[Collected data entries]

★ ★ ★ ★ ★

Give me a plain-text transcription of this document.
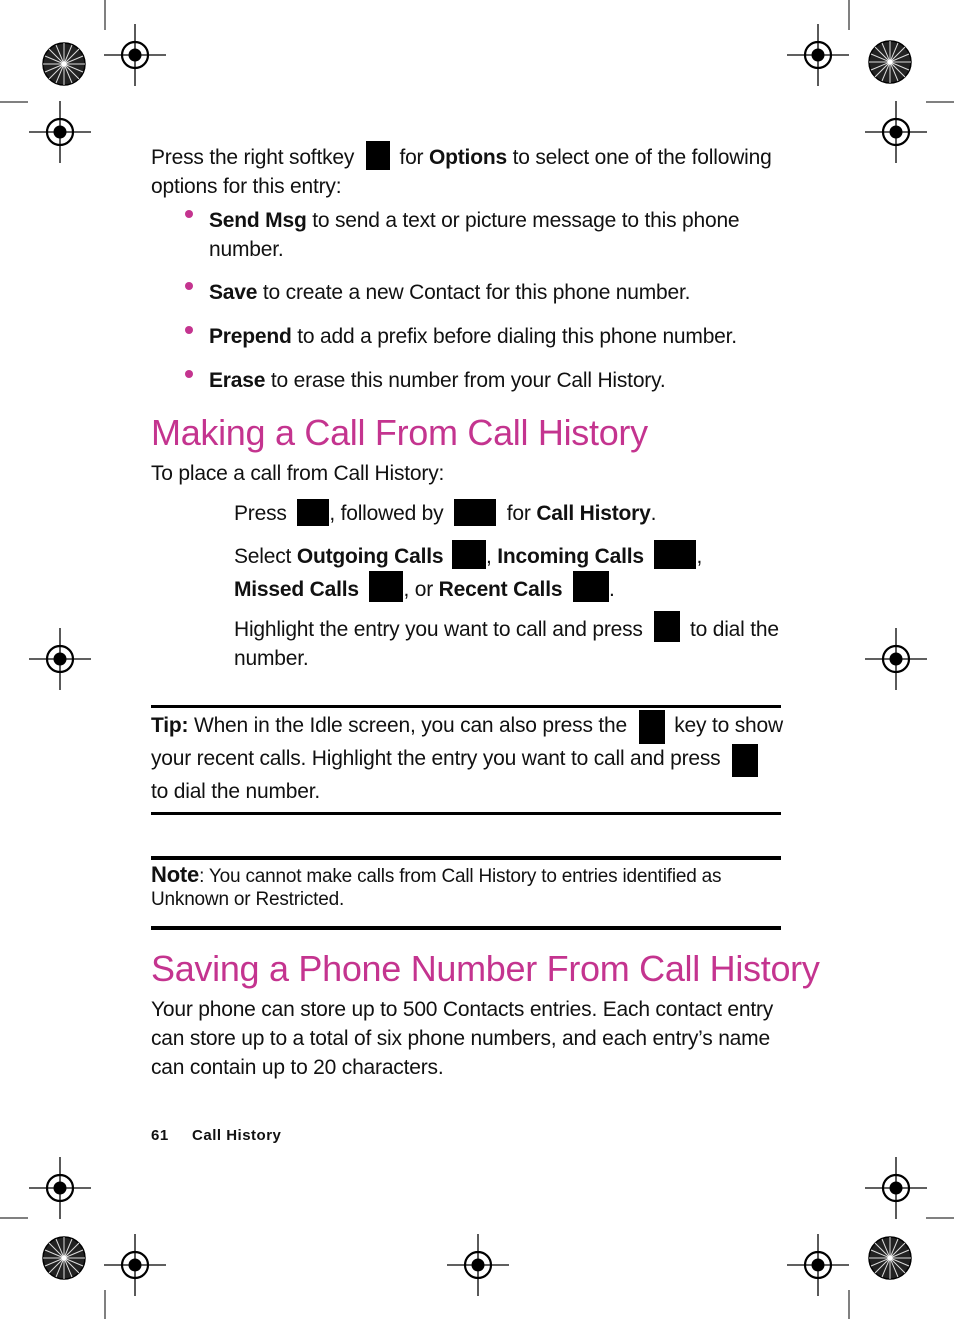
Press the right softkey for Options to select one of the following options for this entry:
Send Msg to send a text or picture message to this phone number.
Save to create a new Contact for this phone number.
Prepend to add a prefix before dialing this phone number.
Erase to erase this number from your Call History.
Making a Call From Call History
To place a call from Call History:
Press , followed by	for Call History.
Select Outgoing Calls , Incoming Calls	,
Missed Calls , or Recent Calls .
Highlight the entry you want to call and press to dial the number.
Tip: When in the Idle screen, you can also press the key to show
your recent calls. Highlight the entry you want to call and press
to dial the number.
Note: You cannot make calls from Call History to entries identified as Unknown or Restricted.
Saving a Phone Number From Call History
Your phone can store up to 500 Contacts entries. Each contact entry can store up to a total of six phone numbers, and each entry’s name can contain up to 20 characters.
61 Call History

★ ★ ★ ★ ★

Work to be completed: All lines in the data that contain the word "text" should be copied.

Exercise response:
Give me a plain-text transcription of this document.
Send Msg to send a text or picture message to this phone number.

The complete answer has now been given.